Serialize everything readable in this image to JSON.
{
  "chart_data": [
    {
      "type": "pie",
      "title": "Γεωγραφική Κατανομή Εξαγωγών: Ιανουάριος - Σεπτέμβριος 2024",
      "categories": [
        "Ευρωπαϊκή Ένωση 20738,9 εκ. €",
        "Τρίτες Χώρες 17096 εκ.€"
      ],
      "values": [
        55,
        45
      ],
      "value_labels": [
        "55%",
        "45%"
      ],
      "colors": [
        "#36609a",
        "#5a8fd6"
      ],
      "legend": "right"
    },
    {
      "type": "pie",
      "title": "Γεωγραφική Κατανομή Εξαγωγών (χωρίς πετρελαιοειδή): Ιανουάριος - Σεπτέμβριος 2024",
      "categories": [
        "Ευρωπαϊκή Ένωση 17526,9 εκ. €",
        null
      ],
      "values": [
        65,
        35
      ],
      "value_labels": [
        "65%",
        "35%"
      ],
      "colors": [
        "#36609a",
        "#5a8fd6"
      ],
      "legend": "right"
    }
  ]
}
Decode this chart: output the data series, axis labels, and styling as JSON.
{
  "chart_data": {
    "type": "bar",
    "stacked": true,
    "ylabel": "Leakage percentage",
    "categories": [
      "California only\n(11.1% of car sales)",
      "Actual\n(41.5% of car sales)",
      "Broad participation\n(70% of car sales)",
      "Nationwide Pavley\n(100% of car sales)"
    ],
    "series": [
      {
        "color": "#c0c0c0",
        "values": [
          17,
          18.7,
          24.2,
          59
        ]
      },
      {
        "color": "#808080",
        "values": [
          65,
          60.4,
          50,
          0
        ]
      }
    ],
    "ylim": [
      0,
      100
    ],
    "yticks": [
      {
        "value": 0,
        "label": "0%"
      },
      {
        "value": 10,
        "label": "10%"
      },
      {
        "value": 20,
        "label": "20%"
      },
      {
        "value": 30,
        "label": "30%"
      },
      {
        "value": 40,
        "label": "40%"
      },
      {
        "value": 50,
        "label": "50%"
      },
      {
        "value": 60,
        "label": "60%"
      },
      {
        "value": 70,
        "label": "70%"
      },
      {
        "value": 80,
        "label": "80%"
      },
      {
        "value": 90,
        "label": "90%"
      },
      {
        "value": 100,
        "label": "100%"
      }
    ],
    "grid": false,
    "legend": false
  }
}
============================================================
▶ To be done
Find the count of lines in the data above where the string "this" occurs. Provide that number alone.

▶ Exercise result
2